◆ DIRECTION:
Every line below that mentions the word "color" should be copied out.
## START LISTED RECORDS
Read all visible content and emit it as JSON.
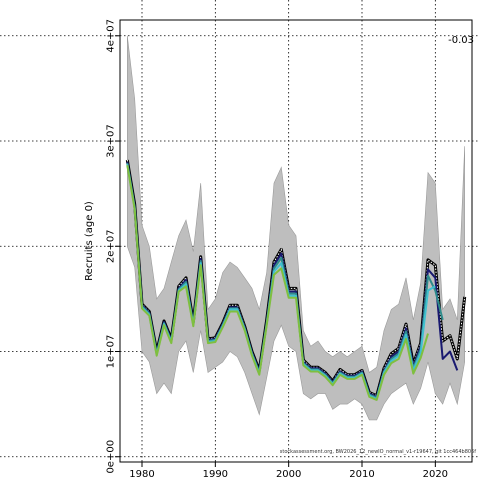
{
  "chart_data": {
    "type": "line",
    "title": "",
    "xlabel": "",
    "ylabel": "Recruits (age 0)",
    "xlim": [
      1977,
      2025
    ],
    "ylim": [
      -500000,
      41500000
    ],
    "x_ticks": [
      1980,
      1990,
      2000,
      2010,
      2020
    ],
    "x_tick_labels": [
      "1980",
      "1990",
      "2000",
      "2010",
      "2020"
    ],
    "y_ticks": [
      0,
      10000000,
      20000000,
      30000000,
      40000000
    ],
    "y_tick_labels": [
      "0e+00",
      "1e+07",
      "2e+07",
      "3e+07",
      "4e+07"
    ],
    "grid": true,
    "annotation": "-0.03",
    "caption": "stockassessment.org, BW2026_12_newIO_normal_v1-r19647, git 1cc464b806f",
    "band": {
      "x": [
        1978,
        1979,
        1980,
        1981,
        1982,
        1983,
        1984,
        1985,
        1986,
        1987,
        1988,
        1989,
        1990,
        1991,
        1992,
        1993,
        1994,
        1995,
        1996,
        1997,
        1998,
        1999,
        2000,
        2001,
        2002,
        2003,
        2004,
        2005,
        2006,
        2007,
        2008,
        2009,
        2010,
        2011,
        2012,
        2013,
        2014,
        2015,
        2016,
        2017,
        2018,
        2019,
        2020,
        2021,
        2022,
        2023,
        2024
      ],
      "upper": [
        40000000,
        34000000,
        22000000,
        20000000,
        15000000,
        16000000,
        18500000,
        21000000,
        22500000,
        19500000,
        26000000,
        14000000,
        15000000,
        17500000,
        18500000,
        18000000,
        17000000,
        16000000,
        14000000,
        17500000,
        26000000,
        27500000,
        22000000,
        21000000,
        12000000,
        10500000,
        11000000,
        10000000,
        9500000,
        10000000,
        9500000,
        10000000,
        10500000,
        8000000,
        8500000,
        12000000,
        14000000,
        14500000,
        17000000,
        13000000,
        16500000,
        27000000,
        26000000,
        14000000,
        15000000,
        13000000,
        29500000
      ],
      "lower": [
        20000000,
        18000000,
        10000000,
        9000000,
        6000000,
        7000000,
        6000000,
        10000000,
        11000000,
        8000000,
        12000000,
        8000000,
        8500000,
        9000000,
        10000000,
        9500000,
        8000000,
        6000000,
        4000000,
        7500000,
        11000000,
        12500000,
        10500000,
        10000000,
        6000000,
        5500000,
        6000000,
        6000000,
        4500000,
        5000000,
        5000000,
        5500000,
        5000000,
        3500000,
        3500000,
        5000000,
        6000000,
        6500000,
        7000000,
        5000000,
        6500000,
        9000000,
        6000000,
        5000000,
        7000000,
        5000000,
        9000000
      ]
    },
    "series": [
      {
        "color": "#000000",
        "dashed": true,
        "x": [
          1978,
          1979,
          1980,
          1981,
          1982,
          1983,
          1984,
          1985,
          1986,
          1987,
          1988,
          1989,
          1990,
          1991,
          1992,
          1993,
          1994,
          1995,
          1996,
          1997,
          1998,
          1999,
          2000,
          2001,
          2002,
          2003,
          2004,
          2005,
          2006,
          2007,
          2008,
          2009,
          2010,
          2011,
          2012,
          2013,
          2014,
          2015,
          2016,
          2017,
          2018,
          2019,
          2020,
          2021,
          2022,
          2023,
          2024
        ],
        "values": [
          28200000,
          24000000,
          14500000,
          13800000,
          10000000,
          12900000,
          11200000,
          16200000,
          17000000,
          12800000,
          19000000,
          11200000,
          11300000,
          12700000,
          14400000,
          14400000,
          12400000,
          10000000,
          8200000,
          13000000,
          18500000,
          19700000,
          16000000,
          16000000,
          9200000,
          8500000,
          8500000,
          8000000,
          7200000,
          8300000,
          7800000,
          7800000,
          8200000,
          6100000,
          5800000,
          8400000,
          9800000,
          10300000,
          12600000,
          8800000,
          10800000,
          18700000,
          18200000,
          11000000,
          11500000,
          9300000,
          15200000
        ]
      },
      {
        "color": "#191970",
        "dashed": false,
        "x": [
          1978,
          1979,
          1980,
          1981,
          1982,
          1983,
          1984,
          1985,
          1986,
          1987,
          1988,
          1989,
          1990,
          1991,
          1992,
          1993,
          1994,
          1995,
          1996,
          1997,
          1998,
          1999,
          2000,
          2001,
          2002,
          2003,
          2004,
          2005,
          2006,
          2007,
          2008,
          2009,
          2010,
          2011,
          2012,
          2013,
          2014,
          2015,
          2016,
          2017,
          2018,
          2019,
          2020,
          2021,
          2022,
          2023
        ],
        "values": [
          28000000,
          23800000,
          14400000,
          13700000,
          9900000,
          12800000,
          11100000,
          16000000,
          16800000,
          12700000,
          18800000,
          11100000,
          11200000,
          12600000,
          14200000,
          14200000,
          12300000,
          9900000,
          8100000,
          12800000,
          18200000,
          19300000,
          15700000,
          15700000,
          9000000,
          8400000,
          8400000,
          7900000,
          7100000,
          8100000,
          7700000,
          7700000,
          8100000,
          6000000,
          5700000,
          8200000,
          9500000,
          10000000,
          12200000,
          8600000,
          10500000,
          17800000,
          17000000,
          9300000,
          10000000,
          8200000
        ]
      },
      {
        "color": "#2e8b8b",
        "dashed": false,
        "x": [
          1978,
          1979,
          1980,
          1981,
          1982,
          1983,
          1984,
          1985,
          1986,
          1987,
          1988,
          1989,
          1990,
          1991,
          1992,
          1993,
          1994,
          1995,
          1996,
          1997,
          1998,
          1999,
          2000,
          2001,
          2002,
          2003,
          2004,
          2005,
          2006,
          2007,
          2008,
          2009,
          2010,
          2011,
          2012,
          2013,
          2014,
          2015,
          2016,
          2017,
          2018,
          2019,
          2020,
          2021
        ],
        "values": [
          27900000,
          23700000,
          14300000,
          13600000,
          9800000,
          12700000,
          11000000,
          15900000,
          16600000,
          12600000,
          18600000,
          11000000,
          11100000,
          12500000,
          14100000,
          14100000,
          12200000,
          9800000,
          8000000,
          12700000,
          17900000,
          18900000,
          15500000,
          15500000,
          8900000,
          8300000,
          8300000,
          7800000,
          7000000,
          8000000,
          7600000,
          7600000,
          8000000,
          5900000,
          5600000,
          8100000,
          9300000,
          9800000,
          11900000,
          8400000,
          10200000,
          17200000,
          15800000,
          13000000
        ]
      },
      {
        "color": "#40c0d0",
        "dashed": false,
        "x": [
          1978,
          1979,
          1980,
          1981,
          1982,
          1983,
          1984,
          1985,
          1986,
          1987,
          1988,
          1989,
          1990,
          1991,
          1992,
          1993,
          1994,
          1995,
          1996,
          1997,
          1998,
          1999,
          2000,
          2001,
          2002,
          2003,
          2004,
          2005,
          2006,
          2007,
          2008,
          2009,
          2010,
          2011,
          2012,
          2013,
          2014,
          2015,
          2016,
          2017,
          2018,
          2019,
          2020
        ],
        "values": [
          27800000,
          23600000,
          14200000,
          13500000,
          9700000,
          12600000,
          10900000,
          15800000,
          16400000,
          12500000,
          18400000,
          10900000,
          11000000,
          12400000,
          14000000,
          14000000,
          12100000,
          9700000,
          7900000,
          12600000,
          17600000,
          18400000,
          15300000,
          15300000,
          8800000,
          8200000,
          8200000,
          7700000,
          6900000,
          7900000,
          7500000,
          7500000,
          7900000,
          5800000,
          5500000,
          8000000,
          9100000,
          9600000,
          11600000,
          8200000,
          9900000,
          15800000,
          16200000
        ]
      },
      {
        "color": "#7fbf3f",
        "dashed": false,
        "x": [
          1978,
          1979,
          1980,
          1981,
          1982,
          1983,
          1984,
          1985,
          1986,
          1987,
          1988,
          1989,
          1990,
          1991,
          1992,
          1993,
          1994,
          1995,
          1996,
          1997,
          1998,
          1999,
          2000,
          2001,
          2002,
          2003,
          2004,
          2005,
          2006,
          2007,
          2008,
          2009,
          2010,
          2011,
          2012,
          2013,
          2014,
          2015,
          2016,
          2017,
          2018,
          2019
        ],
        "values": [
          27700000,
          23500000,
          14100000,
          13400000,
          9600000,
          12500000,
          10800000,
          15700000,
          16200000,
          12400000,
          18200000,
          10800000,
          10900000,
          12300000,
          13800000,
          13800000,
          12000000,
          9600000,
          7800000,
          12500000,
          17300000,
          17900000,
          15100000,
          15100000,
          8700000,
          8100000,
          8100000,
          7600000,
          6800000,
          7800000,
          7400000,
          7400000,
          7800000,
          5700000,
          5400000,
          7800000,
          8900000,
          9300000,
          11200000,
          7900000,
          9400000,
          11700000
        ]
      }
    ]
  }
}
## END LISTED RECORDS
◆ ANSWER TO THE PROBLEM:
        "color": "#000000",
        "color": "#191970",
        "color": "#2e8b8b",
        "color": "#40c0d0",
        "color": "#7fbf3f",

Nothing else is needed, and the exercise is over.